» **Brief**
Transcribe every entry word for word, leaving out all images.
··· Data to use
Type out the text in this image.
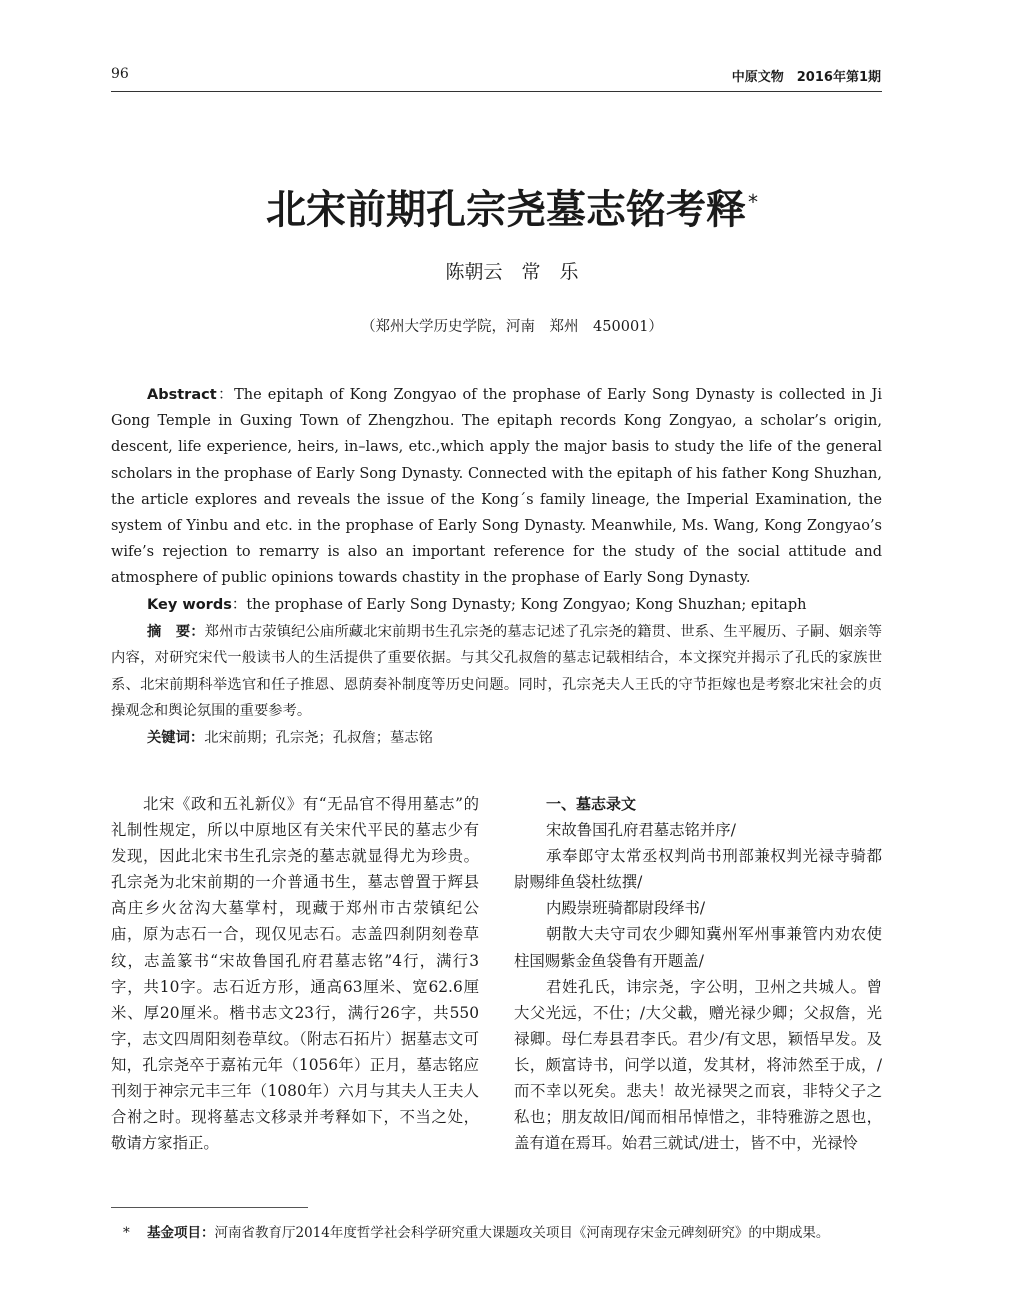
96	中原文物　2016年第1期
北宋前期孔宗尧墓志铭考释 *
陈朝云　常　乐
（郑州大学历史学院，河南　郑州　450001）

Abstract：The epitaph of Kong Zongyao of the prophase of Early Song Dynasty is collected in Ji Gong Temple in Guxing Town of Zhengzhou. The epitaph records Kong Zongyao, a scholar’s origin, descent, life experience, heirs, in–laws, etc.,which apply the major basis to study the life of the general scholars in the prophase of Early Song Dynasty. Connected with the epitaph of his father Kong Shuzhan, the article explores and reveals the issue of the Kong´s family lineage, the Imperial Examination, the system of Yinbu and etc. in the prophase of Early Song Dynasty. Meanwhile, Ms. Wang, Kong Zongyao’s wife’s rejection to remarry is also an important reference for the study of the social attitude and atmosphere of public opinions towards chastity in the prophase of Early Song Dynasty.

Key words：the prophase of Early Song Dynasty; Kong Zongyao; Kong Shuzhan; epitaph

摘　要：郑州市古荥镇纪公庙所藏北宋前期书生孔宗尧的墓志记述了孔宗尧的籍贯、世系、生平履历、子嗣、姻亲等内容，对研究宋代一般读书人的生活提供了重要依据。与其父孔叔詹的墓志记载相结合，本文探究并揭示了孔氏的家族世系、北宋前期科举选官和任子推恩、恩荫奏补制度等历史问题。同时，孔宗尧夫人王氏的守节拒嫁也是考察北宋社会的贞操观念和舆论氛围的重要参考。

关键词：北宋前期；孔宗尧；孔叔詹；墓志铭

北宋《政和五礼新仪》有“无品官不得用墓志”的礼制性规定，所以中原地区有关宋代平民的墓志少有发现，因此北宋书生孔宗尧的墓志就显得尤为珍贵。孔宗尧为北宋前期的一介普通书生，墓志曾置于辉县高庄乡火岔沟大墓掌村，现藏于郑州市古荥镇纪公庙，原为志石一合，现仅见志石。志盖四刹阴刻卷草纹，志盖篆书“宋故鲁国孔府君墓志铭”4行，满行3字，共10字。志石近方形，通高63厘米、宽62.6厘米、厚20厘米。楷书志文23行，满行26字，共550字，志文四周阳刻卷草纹。（附志石拓片）据墓志文可知，孔宗尧卒于嘉祐元年（1056年）正月，墓志铭应刊刻于神宗元丰三年（1080年）六月与其夫人王夫人合祔之时。现将墓志文移录并考释如下，不当之处，敬请方家指正。

一、墓志录文

宋故鲁国孔府君墓志铭并序/

承奉郎守太常丞权判尚书刑部兼权判光禄寺骑都尉赐绯鱼袋杜纮撰/

内殿崇班骑都尉段绎书/

朝散大夫守司农少卿知冀州军州事兼管内劝农使柱国赐紫金鱼袋鲁有开题盖/

君姓孔氏，讳宗尧，字公明，卫州之共城人。曾大父光远，不仕；/大父載，赠光禄少卿；父叔詹，光禄卿。母仁寿县君李氏。君少/有文思，颖悟早发。及长，颇富诗书，问学以道，发其材，将沛然至于成，/而不幸以死矣。悲夫！故光禄哭之而哀，非特父子之私也；朋友故旧/闻而相吊悼惜之，非特雅游之恩也，盖有道在焉耳。始君三就试/进士，皆不中，光禄怜

* 基金项目：河南省教育厅2014年度哲学社会科学研究重大课题攻关项目《河南现存宋金元碑刻研究》的中期成果。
······
» **The output**
Type out the text in this image.
96	中原文物　2016年第1期
北宋前期孔宗尧墓志铭考释 *
陈朝云　常　乐
（郑州大学历史学院，河南　郑州　450001）

Abstract：The epitaph of Kong Zongyao of the prophase of Early Song Dynasty is collected in Ji Gong Temple in Guxing Town of Zhengzhou. The epitaph records Kong Zongyao, a scholar’s origin, descent, life experience, heirs, in–laws, etc.,which apply the major basis to study the life of the general scholars in the prophase of Early Song Dynasty. Connected with the epitaph of his father Kong Shuzhan, the article explores and reveals the issue of the Kong´s family lineage, the Imperial Examination, the system of Yinbu and etc. in the prophase of Early Song Dynasty. Meanwhile, Ms. Wang, Kong Zongyao’s wife’s rejection to remarry is also an important reference for the study of the social attitude and atmosphere of public opinions towards chastity in the prophase of Early Song Dynasty.

Key words：the prophase of Early Song Dynasty; Kong Zongyao; Kong Shuzhan; epitaph

摘　要：郑州市古荥镇纪公庙所藏北宋前期书生孔宗尧的墓志记述了孔宗尧的籍贯、世系、生平履历、子嗣、姻亲等内容，对研究宋代一般读书人的生活提供了重要依据。与其父孔叔詹的墓志记载相结合，本文探究并揭示了孔氏的家族世系、北宋前期科举选官和任子推恩、恩荫奏补制度等历史问题。同时，孔宗尧夫人王氏的守节拒嫁也是考察北宋社会的贞操观念和舆论氛围的重要参考。

关键词：北宋前期；孔宗尧；孔叔詹；墓志铭

北宋《政和五礼新仪》有“无品官不得用墓志”的礼制性规定，所以中原地区有关宋代平民的墓志少有发现，因此北宋书生孔宗尧的墓志就显得尤为珍贵。孔宗尧为北宋前期的一介普通书生，墓志曾置于辉县高庄乡火岔沟大墓掌村，现藏于郑州市古荥镇纪公庙，原为志石一合，现仅见志石。志盖四刹阴刻卷草纹，志盖篆书“宋故鲁国孔府君墓志铭”4行，满行3字，共10字。志石近方形，通高63厘米、宽62.6厘米、厚20厘米。楷书志文23行，满行26字，共550字，志文四周阳刻卷草纹。（附志石拓片）据墓志文可知，孔宗尧卒于嘉祐元年（1056年）正月，墓志铭应刊刻于神宗元丰三年（1080年）六月与其夫人王夫人合祔之时。现将墓志文移录并考释如下，不当之处，敬请方家指正。

一、墓志录文

宋故鲁国孔府君墓志铭并序/

承奉郎守太常丞权判尚书刑部兼权判光禄寺骑都尉赐绯鱼袋杜纮撰/

内殿崇班骑都尉段绎书/

朝散大夫守司农少卿知冀州军州事兼管内劝农使柱国赐紫金鱼袋鲁有开题盖/

君姓孔氏，讳宗尧，字公明，卫州之共城人。曾大父光远，不仕；/大父載，赠光禄少卿；父叔詹，光禄卿。母仁寿县君李氏。君少/有文思，颖悟早发。及长，颇富诗书，问学以道，发其材，将沛然至于成，/而不幸以死矣。悲夫！故光禄哭之而哀，非特父子之私也；朋友故旧/闻而相吊悼惜之，非特雅游之恩也，盖有道在焉耳。始君三就试/进士，皆不中，光禄怜

* 基金项目：河南省教育厅2014年度哲学社会科学研究重大课题攻关项目《河南现存宋金元碑刻研究》的中期成果。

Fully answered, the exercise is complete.